- _Work to do_
Copy the data that follows exactly. Include no pictures.

- _Information supplied_

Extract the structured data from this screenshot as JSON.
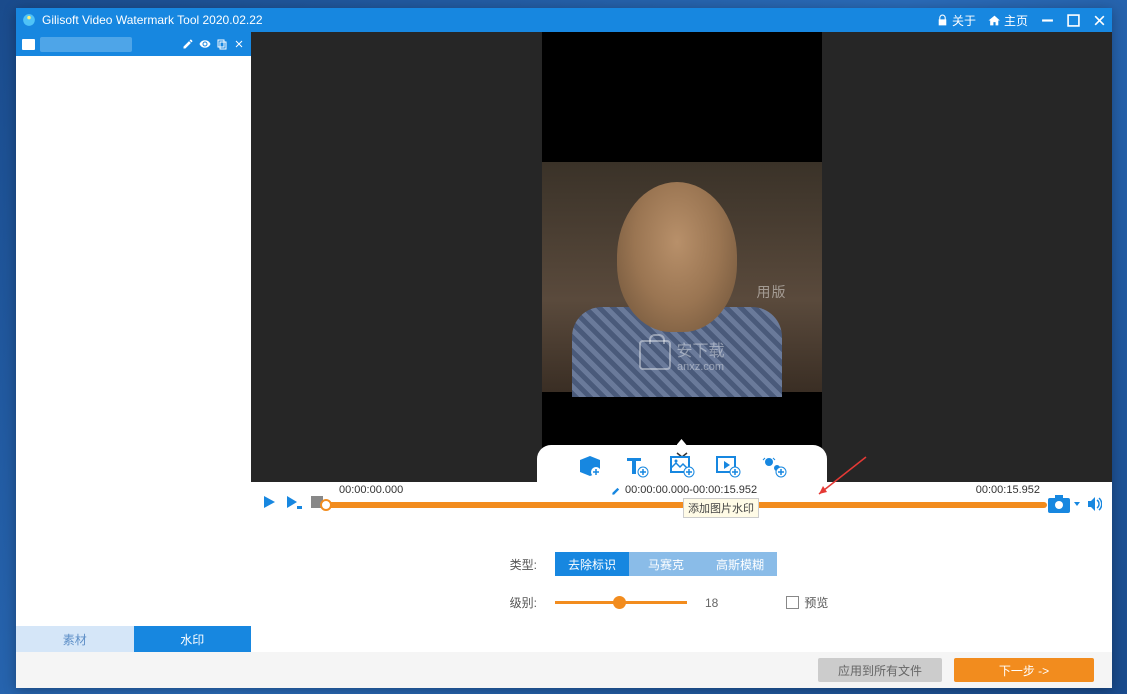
{
  "titlebar": {
    "title": "Gilisoft Video Watermark Tool 2020.02.22",
    "about": "关于",
    "home": "主页"
  },
  "sidebar": {
    "tabs": {
      "material": "素材",
      "watermark": "水印"
    }
  },
  "tray": {
    "tooltip": "添加图片水印"
  },
  "timeline": {
    "start": "00:00:00.000",
    "range": "00:00:00.000-00:00:15.952",
    "end": "00:00:15.952"
  },
  "preview": {
    "wm_right": "用版",
    "wm_center_line1": "安下载",
    "wm_center_line2": "anxz.com"
  },
  "controls": {
    "type_label": "类型:",
    "types": {
      "remove": "去除标识",
      "mosaic": "马赛克",
      "blur": "高斯模糊"
    },
    "level_label": "级别:",
    "level_value": "18",
    "preview_label": "预览"
  },
  "footer": {
    "apply_all": "应用到所有文件",
    "next": "下一步 ->"
  }
}
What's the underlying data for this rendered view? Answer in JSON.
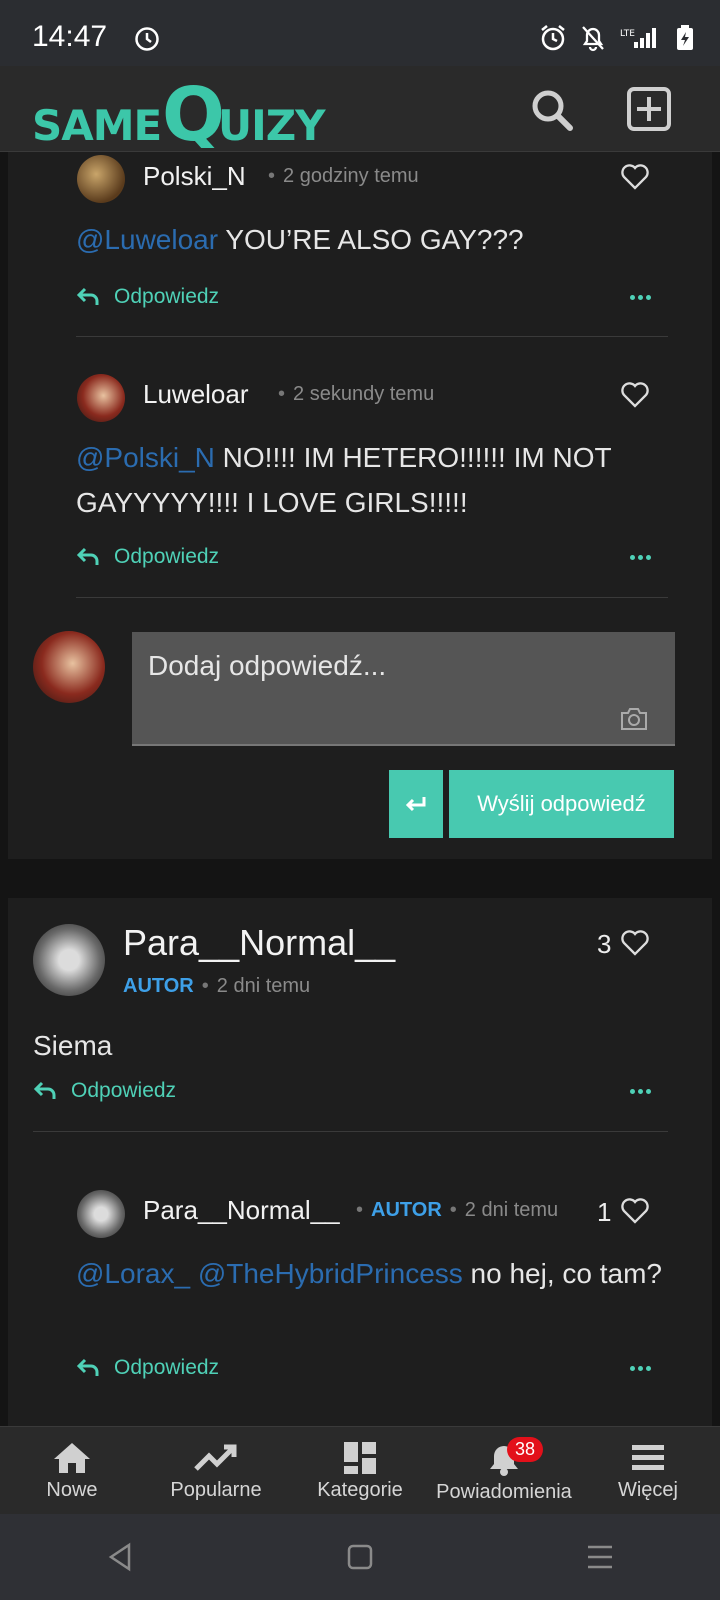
{
  "status": {
    "time": "14:47"
  },
  "header": {
    "logo_same": "SAME",
    "logo_quizy": "QUIZY"
  },
  "thread1": {
    "replies": [
      {
        "user": "Polski_N",
        "time": "2 godziny temu",
        "mention": "@Luweloar",
        "text": " YOU’RE ALSO GAY???",
        "reply_label": "Odpowiedz"
      },
      {
        "user": "Luweloar",
        "time": "2 sekundy temu",
        "mention": "@Polski_N",
        "text": " NO!!!! IM HETERO!!!!!! IM NOT GAYYYYY!!!! I LOVE GIRLS!!!!!",
        "reply_label": "Odpowiedz"
      }
    ],
    "input_placeholder": "Dodaj odpowiedź...",
    "send_label": "Wyślij odpowiedź"
  },
  "comment2": {
    "user": "Para__Normal__",
    "badge": "AUTOR",
    "time": "2 dni temu",
    "likes": "3",
    "text": "Siema",
    "reply_label": "Odpowiedz",
    "reply": {
      "user": "Para__Normal__",
      "badge": "AUTOR",
      "time": "2 dni temu",
      "likes": "1",
      "mention": "@Lorax_ @TheHybridPrincess",
      "text": " no hej, co tam?",
      "reply_label": "Odpowiedz"
    }
  },
  "bottom_nav": {
    "items": [
      {
        "label": "Nowe",
        "icon": "home-icon"
      },
      {
        "label": "Popularne",
        "icon": "trending-icon"
      },
      {
        "label": "Kategorie",
        "icon": "grid-icon"
      },
      {
        "label": "Powiadomienia",
        "icon": "bell-icon",
        "badge": "38"
      },
      {
        "label": "Więcej",
        "icon": "menu-icon"
      }
    ]
  },
  "colors": {
    "accent": "#48c9b0",
    "mention": "#2b6cb0",
    "author": "#3ea0e8",
    "badge": "#e3101a"
  }
}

- _Result of the task_
Extract the structured data from this screenshot as JSON.
{
  "titlebar": {
    "title": "Gilisoft Video Watermark Tool 2020.02.22",
    "about": "关于",
    "home": "主页"
  },
  "sidebar": {
    "tabs": {
      "material": "素材",
      "watermark": "水印"
    }
  },
  "tray": {
    "tooltip": "添加图片水印"
  },
  "timeline": {
    "start": "00:00:00.000",
    "range": "00:00:00.000-00:00:15.952",
    "end": "00:00:15.952"
  },
  "preview": {
    "wm_right": "用版",
    "wm_center_line1": "安下载",
    "wm_center_line2": "anxz.com"
  },
  "controls": {
    "type_label": "类型:",
    "types": {
      "remove": "去除标识",
      "mosaic": "马赛克",
      "blur": "高斯模糊"
    },
    "level_label": "级别:",
    "level_value": "18",
    "preview_label": "预览"
  },
  "footer": {
    "apply_all": "应用到所有文件",
    "next": "下一步 ->"
  }
}
What's the underlying data for this rendered view? Answer in JSON.
{
  "status": {
    "time": "14:47"
  },
  "header": {
    "logo_same": "SAME",
    "logo_quizy": "QUIZY"
  },
  "thread1": {
    "replies": [
      {
        "user": "Polski_N",
        "time": "2 godziny temu",
        "mention": "@Luweloar",
        "text": " YOU’RE ALSO GAY???",
        "reply_label": "Odpowiedz"
      },
      {
        "user": "Luweloar",
        "time": "2 sekundy temu",
        "mention": "@Polski_N",
        "text": " NO!!!! IM HETERO!!!!!! IM NOT GAYYYYY!!!! I LOVE GIRLS!!!!!",
        "reply_label": "Odpowiedz"
      }
    ],
    "input_placeholder": "Dodaj odpowiedź...",
    "send_label": "Wyślij odpowiedź"
  },
  "comment2": {
    "user": "Para__Normal__",
    "badge": "AUTOR",
    "time": "2 dni temu",
    "likes": "3",
    "text": "Siema",
    "reply_label": "Odpowiedz",
    "reply": {
      "user": "Para__Normal__",
      "badge": "AUTOR",
      "time": "2 dni temu",
      "likes": "1",
      "mention": "@Lorax_ @TheHybridPrincess",
      "text": " no hej, co tam?",
      "reply_label": "Odpowiedz"
    }
  },
  "bottom_nav": {
    "items": [
      {
        "label": "Nowe",
        "icon": "home-icon"
      },
      {
        "label": "Popularne",
        "icon": "trending-icon"
      },
      {
        "label": "Kategorie",
        "icon": "grid-icon"
      },
      {
        "label": "Powiadomienia",
        "icon": "bell-icon",
        "badge": "38"
      },
      {
        "label": "Więcej",
        "icon": "menu-icon"
      }
    ]
  },
  "colors": {
    "accent": "#48c9b0",
    "mention": "#2b6cb0",
    "author": "#3ea0e8",
    "badge": "#e3101a"
  }
}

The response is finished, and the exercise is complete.